* Data to process
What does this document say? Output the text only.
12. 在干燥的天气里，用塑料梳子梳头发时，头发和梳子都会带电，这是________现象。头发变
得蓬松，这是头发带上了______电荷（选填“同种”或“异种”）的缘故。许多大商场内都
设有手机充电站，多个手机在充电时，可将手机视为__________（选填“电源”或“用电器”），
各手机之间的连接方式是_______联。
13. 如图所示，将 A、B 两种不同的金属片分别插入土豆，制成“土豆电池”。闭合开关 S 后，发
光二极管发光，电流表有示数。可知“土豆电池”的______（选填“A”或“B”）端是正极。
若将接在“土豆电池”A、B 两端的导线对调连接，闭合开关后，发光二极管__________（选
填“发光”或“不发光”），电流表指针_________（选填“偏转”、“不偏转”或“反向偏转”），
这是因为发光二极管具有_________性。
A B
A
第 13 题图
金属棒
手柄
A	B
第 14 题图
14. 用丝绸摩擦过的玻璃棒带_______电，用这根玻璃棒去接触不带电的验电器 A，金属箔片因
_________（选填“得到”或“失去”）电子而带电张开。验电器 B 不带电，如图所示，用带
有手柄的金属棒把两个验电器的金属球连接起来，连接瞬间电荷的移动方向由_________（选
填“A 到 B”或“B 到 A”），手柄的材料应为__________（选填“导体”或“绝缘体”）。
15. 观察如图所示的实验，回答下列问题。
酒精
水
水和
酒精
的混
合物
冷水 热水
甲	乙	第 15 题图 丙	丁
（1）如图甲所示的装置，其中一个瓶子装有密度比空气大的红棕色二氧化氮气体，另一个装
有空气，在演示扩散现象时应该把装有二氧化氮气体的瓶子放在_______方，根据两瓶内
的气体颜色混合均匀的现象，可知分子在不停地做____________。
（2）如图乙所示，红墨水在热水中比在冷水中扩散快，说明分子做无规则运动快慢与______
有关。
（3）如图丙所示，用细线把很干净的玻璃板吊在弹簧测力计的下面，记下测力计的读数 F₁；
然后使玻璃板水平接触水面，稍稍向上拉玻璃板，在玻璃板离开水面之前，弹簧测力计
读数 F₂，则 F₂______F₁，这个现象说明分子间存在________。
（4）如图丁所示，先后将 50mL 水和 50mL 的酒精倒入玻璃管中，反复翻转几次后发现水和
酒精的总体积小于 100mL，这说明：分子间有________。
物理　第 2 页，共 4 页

* Work required
Write out every entry again exactly, please, with nothing missing.

* Result of this exercise
What does this document say? Output the text only.
12. 在干燥的天气里，用塑料梳子梳头发时，头发和梳子都会带电，这是________现象。头发变
得蓬松，这是头发带上了______电荷（选填“同种”或“异种”）的缘故。许多大商场内都
设有手机充电站，多个手机在充电时，可将手机视为__________（选填“电源”或“用电器”），
各手机之间的连接方式是_______联。
13. 如图所示，将 A、B 两种不同的金属片分别插入土豆，制成“土豆电池”。闭合开关 S 后，发
光二极管发光，电流表有示数。可知“土豆电池”的______（选填“A”或“B”）端是正极。
若将接在“土豆电池”A、B 两端的导线对调连接，闭合开关后，发光二极管__________（选
填“发光”或“不发光”），电流表指针_________（选填“偏转”、“不偏转”或“反向偏转”），
这是因为发光二极管具有_________性。
A B
A
第 13 题图
金属棒
手柄
A	B
第 14 题图
14. 用丝绸摩擦过的玻璃棒带_______电，用这根玻璃棒去接触不带电的验电器 A，金属箔片因
_________（选填“得到”或“失去”）电子而带电张开。验电器 B 不带电，如图所示，用带
有手柄的金属棒把两个验电器的金属球连接起来，连接瞬间电荷的移动方向由_________（选
填“A 到 B”或“B 到 A”），手柄的材料应为__________（选填“导体”或“绝缘体”）。
15. 观察如图所示的实验，回答下列问题。
酒精
水
水和
酒精
的混
合物
冷水 热水
甲	乙	第 15 题图 丙	丁
（1）如图甲所示的装置，其中一个瓶子装有密度比空气大的红棕色二氧化氮气体，另一个装
有空气，在演示扩散现象时应该把装有二氧化氮气体的瓶子放在_______方，根据两瓶内
的气体颜色混合均匀的现象，可知分子在不停地做____________。
（2）如图乙所示，红墨水在热水中比在冷水中扩散快，说明分子做无规则运动快慢与______
有关。
（3）如图丙所示，用细线把很干净的玻璃板吊在弹簧测力计的下面，记下测力计的读数 F₁；
然后使玻璃板水平接触水面，稍稍向上拉玻璃板，在玻璃板离开水面之前，弹簧测力计
读数 F₂，则 F₂______F₁，这个现象说明分子间存在________。
（4）如图丁所示，先后将 50mL 水和 50mL 的酒精倒入玻璃管中，反复翻转几次后发现水和
酒精的总体积小于 100mL，这说明：分子间有________。
物理　第 2 页，共 4 页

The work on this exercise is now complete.